*What you are asked to do:*
Repeat every entry word for word, but leave the images out of your copy.

*Dataset extract:*
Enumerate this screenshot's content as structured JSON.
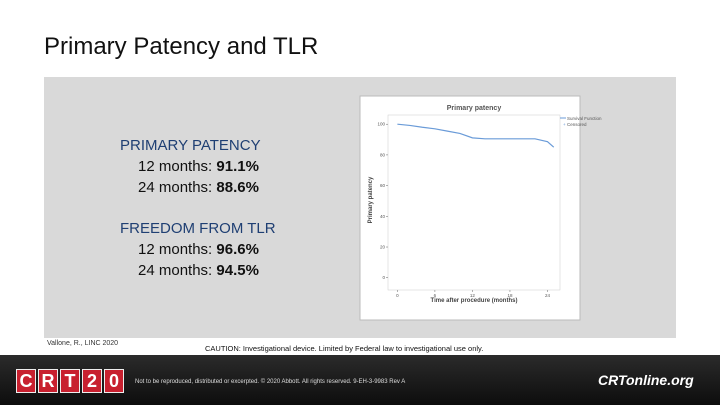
{
  "title": "Primary Patency and TLR",
  "stats": [
    {
      "heading": "PRIMARY PATENCY",
      "rows": [
        {
          "label": "12 months:",
          "value": "91.1%"
        },
        {
          "label": "24 months:",
          "value": "88.6%"
        }
      ]
    },
    {
      "heading": "FREEDOM FROM TLR",
      "rows": [
        {
          "label": "12 months:",
          "value": "96.6%"
        },
        {
          "label": "24 months:",
          "value": "94.5%"
        }
      ]
    }
  ],
  "citation": "Vallone, R., LINC 2020",
  "caution": "CAUTION: Investigational device.  Limited by Federal law to investigational use only.",
  "footer": {
    "logo": [
      "C",
      "R",
      "T",
      "2",
      "0"
    ],
    "disclaimer": "Not to be reproduced, distributed or excerpted.   © 2020 Abbott.  All rights reserved.  9-EH-3-9983 Rev A",
    "site": "CRTonline.org"
  },
  "chart_data": {
    "type": "line",
    "title": "Primary patency",
    "xlabel": "Time after procedure (months)",
    "ylabel": "Primary patency",
    "x": [
      0,
      2,
      4,
      6,
      8,
      10,
      12,
      14,
      16,
      18,
      20,
      22,
      24,
      25
    ],
    "series": [
      {
        "name": "Survival Function",
        "color": "#6a9bd8",
        "values": [
          100,
          99.2,
          98,
          97,
          95.5,
          94,
          91.1,
          90.5,
          90.5,
          90.5,
          90.5,
          90.5,
          88.6,
          85
        ]
      }
    ],
    "censored_label": "Censored",
    "xlim": [
      -1.5,
      26
    ],
    "xticks": [
      0,
      6,
      12,
      18,
      24
    ],
    "ylim": [
      -8,
      106
    ],
    "yticks": [
      0,
      20,
      40,
      60,
      80,
      100
    ]
  }
}
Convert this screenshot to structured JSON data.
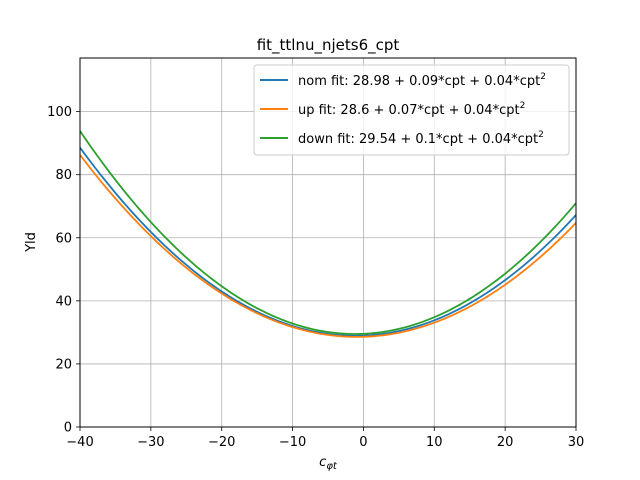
{
  "chart_data": {
    "type": "line",
    "title": "fit_ttlnu_njets6_cpt",
    "xlabel_base": "c",
    "xlabel_sub": "φt",
    "ylabel": "Yld",
    "xlim": [
      -40,
      30
    ],
    "ylim": [
      0,
      117
    ],
    "x_ticks": [
      -40,
      -30,
      -20,
      -10,
      0,
      10,
      20,
      30
    ],
    "y_ticks": [
      0,
      20,
      40,
      60,
      80,
      100
    ],
    "x_tick_labels": [
      "−40",
      "−30",
      "−20",
      "−10",
      "0",
      "10",
      "20",
      "30"
    ],
    "y_tick_labels": [
      "0",
      "20",
      "40",
      "60",
      "80",
      "100"
    ],
    "grid": true,
    "legend_position": "top-right",
    "series": [
      {
        "name": "nom fit: 28.98 + 0.09*cpt + 0.04*cpt",
        "name_sup": "2",
        "color": "#1f77b4",
        "coefficients": {
          "c0": 28.98,
          "c1": 0.09,
          "c2": 0.0395
        }
      },
      {
        "name": "up fit: 28.6 + 0.07*cpt + 0.04*cpt",
        "name_sup": "2",
        "color": "#ff7f0e",
        "coefficients": {
          "c0": 28.6,
          "c1": 0.07,
          "c2": 0.0378
        }
      },
      {
        "name": "down fit: 29.54 + 0.1*cpt + 0.04*cpt",
        "name_sup": "2",
        "color": "#2ca02c",
        "coefficients": {
          "c0": 29.54,
          "c1": 0.1,
          "c2": 0.0427
        }
      }
    ]
  }
}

*Answer to the task:*
Enumerate this screenshot's content as structured JSON.
{
  "title": "Primary Patency and TLR",
  "stats": [
    {
      "heading": "PRIMARY PATENCY",
      "rows": [
        {
          "label": "12 months:",
          "value": "91.1%"
        },
        {
          "label": "24 months:",
          "value": "88.6%"
        }
      ]
    },
    {
      "heading": "FREEDOM FROM TLR",
      "rows": [
        {
          "label": "12 months:",
          "value": "96.6%"
        },
        {
          "label": "24 months:",
          "value": "94.5%"
        }
      ]
    }
  ],
  "citation": "Vallone, R., LINC 2020",
  "caution": "CAUTION: Investigational device.  Limited by Federal law to investigational use only.",
  "footer": {
    "logo": [
      "C",
      "R",
      "T",
      "2",
      "0"
    ],
    "disclaimer": "Not to be reproduced, distributed or excerpted.   © 2020 Abbott.  All rights reserved.  9-EH-3-9983 Rev A",
    "site": "CRTonline.org"
  },
  "chart_data": {
    "type": "line",
    "title": "Primary patency",
    "xlabel": "Time after procedure (months)",
    "ylabel": "Primary patency",
    "x": [
      0,
      2,
      4,
      6,
      8,
      10,
      12,
      14,
      16,
      18,
      20,
      22,
      24,
      25
    ],
    "series": [
      {
        "name": "Survival Function",
        "color": "#6a9bd8",
        "values": [
          100,
          99.2,
          98,
          97,
          95.5,
          94,
          91.1,
          90.5,
          90.5,
          90.5,
          90.5,
          90.5,
          88.6,
          85
        ]
      }
    ],
    "censored_label": "Censored",
    "xlim": [
      -1.5,
      26
    ],
    "xticks": [
      0,
      6,
      12,
      18,
      24
    ],
    "ylim": [
      -8,
      106
    ],
    "yticks": [
      0,
      20,
      40,
      60,
      80,
      100
    ]
  }
}
Convert this screenshot to structured JSON data.
{
  "chart_data": {
    "type": "line",
    "title": "fit_ttlnu_njets6_cpt",
    "xlabel_base": "c",
    "xlabel_sub": "φt",
    "ylabel": "Yld",
    "xlim": [
      -40,
      30
    ],
    "ylim": [
      0,
      117
    ],
    "x_ticks": [
      -40,
      -30,
      -20,
      -10,
      0,
      10,
      20,
      30
    ],
    "y_ticks": [
      0,
      20,
      40,
      60,
      80,
      100
    ],
    "x_tick_labels": [
      "−40",
      "−30",
      "−20",
      "−10",
      "0",
      "10",
      "20",
      "30"
    ],
    "y_tick_labels": [
      "0",
      "20",
      "40",
      "60",
      "80",
      "100"
    ],
    "grid": true,
    "legend_position": "top-right",
    "series": [
      {
        "name": "nom fit: 28.98 + 0.09*cpt + 0.04*cpt",
        "name_sup": "2",
        "color": "#1f77b4",
        "coefficients": {
          "c0": 28.98,
          "c1": 0.09,
          "c2": 0.0395
        }
      },
      {
        "name": "up fit: 28.6 + 0.07*cpt + 0.04*cpt",
        "name_sup": "2",
        "color": "#ff7f0e",
        "coefficients": {
          "c0": 28.6,
          "c1": 0.07,
          "c2": 0.0378
        }
      },
      {
        "name": "down fit: 29.54 + 0.1*cpt + 0.04*cpt",
        "name_sup": "2",
        "color": "#2ca02c",
        "coefficients": {
          "c0": 29.54,
          "c1": 0.1,
          "c2": 0.0427
        }
      }
    ]
  }
}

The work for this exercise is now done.